◆ ENTRIES
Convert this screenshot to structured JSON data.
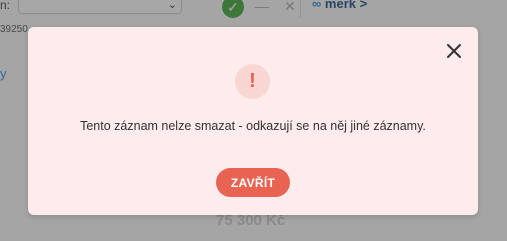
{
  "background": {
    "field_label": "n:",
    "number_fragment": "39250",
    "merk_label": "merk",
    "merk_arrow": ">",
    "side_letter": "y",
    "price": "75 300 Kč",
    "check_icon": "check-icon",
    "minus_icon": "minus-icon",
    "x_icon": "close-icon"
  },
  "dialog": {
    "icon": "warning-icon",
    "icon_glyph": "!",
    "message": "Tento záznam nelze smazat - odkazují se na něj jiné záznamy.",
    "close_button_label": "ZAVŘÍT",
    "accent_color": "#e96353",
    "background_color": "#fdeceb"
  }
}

...

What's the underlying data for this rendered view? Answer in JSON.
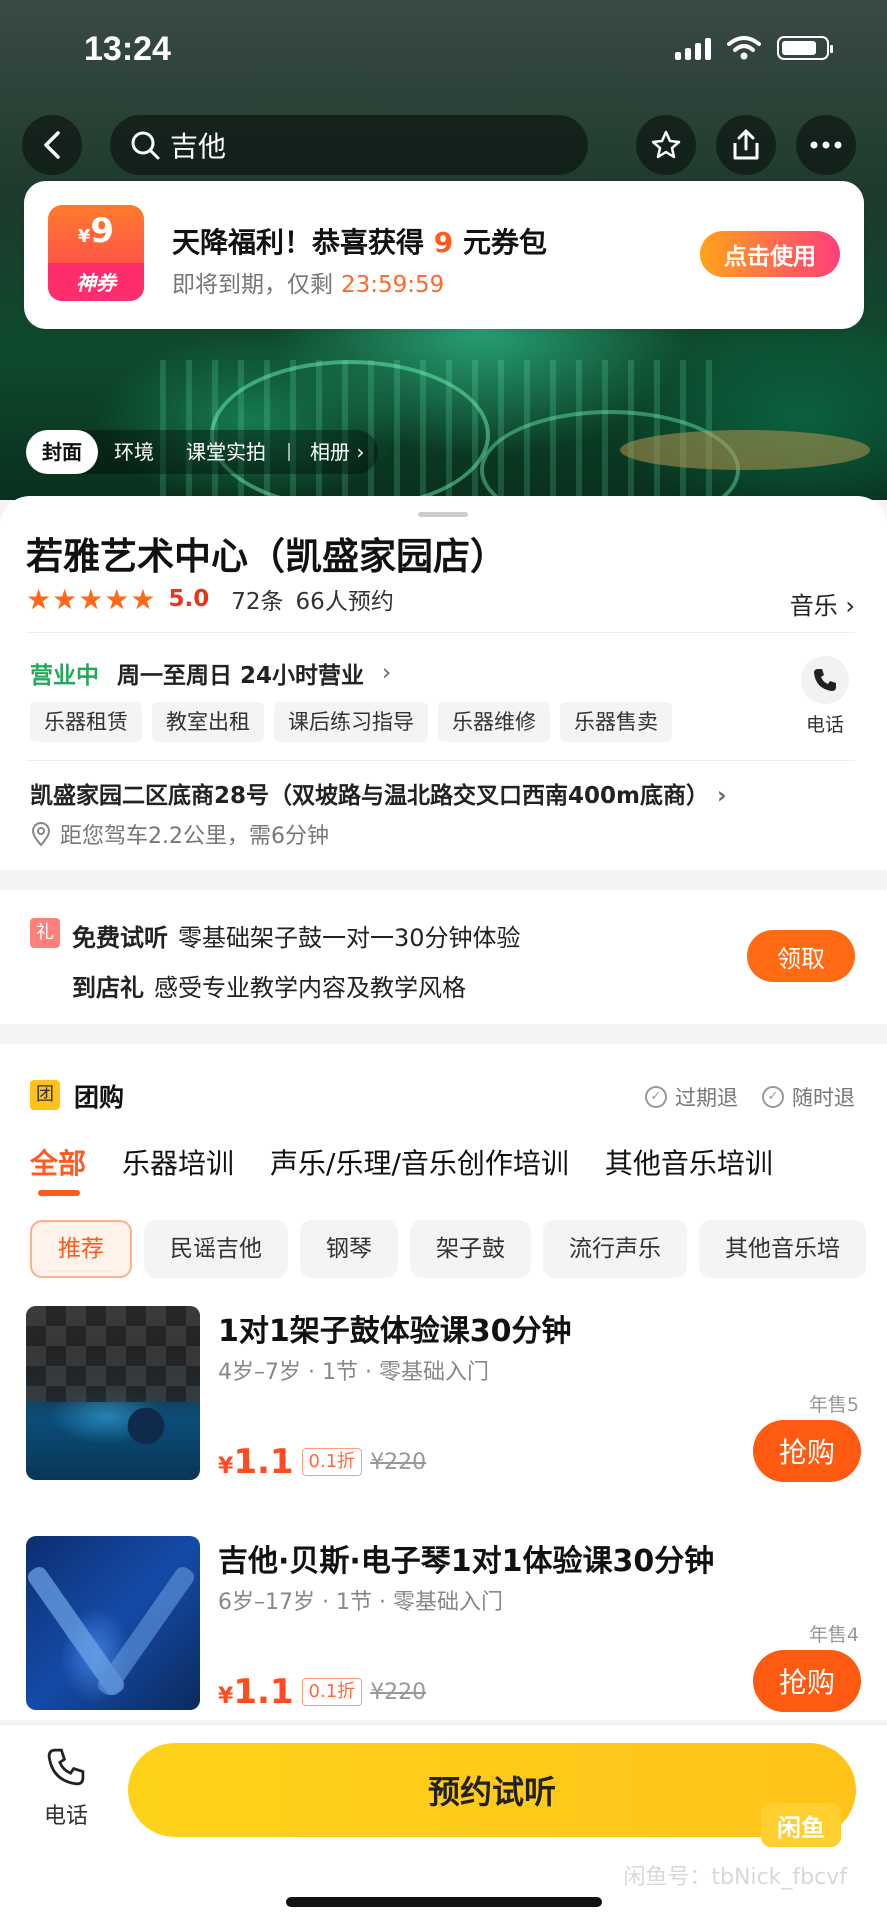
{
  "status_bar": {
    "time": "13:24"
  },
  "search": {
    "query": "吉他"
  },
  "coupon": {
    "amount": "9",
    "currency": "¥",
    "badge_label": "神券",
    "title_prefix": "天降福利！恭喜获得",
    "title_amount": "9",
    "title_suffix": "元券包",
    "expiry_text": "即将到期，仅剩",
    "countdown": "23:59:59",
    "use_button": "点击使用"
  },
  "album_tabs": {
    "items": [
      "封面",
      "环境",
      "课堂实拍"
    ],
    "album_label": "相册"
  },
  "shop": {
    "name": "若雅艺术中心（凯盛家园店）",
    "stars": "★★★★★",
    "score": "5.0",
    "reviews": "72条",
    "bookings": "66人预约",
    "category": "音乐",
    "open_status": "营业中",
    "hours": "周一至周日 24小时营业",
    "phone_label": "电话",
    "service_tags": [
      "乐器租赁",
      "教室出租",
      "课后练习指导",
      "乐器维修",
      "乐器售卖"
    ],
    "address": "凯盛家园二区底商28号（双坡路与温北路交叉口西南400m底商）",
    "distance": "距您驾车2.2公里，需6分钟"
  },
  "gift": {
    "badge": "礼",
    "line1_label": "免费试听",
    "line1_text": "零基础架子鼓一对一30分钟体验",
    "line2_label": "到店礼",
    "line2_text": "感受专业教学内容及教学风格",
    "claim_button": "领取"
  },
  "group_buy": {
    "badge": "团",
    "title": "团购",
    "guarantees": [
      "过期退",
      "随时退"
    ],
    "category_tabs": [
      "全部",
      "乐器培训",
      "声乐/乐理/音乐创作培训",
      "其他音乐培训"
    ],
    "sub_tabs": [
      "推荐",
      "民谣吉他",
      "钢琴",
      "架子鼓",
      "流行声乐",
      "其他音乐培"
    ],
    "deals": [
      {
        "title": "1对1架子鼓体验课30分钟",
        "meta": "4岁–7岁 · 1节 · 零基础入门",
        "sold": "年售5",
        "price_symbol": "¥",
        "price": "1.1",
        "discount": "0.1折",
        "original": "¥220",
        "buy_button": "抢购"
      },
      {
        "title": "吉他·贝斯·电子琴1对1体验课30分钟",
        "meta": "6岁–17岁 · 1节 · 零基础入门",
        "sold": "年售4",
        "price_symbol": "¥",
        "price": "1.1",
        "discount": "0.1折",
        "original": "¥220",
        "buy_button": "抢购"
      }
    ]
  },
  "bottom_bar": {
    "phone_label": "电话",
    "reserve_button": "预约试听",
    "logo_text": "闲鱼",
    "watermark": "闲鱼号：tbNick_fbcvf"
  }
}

* * *

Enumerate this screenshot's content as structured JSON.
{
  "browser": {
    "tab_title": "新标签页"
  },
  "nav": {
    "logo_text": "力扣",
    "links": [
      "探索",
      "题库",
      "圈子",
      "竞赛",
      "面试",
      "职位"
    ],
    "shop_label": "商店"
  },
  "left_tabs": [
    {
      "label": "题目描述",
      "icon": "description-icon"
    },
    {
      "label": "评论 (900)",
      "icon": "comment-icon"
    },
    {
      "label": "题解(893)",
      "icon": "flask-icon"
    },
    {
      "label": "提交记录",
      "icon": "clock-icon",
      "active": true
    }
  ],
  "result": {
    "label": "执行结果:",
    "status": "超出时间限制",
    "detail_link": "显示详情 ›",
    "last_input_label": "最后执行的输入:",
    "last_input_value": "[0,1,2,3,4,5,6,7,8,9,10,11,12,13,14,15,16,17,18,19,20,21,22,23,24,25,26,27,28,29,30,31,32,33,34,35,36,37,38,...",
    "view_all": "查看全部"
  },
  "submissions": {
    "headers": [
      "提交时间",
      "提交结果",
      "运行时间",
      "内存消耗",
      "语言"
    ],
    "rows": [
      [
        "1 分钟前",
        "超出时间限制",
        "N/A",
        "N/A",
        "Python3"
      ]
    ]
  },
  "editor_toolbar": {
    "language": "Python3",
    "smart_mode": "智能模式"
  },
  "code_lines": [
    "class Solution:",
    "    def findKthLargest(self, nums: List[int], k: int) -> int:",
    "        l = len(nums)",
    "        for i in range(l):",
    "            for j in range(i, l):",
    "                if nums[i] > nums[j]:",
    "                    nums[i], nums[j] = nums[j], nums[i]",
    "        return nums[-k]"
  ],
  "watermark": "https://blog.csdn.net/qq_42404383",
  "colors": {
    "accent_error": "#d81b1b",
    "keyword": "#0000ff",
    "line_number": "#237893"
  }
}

◆ THE PROBLEM
Check every line of the data, and copy the ones that contain "structured".

◆ RESULT FOR THIS TASK
Convert this screenshot to structured JSON data.
Enumerate this screenshot's content as structured JSON.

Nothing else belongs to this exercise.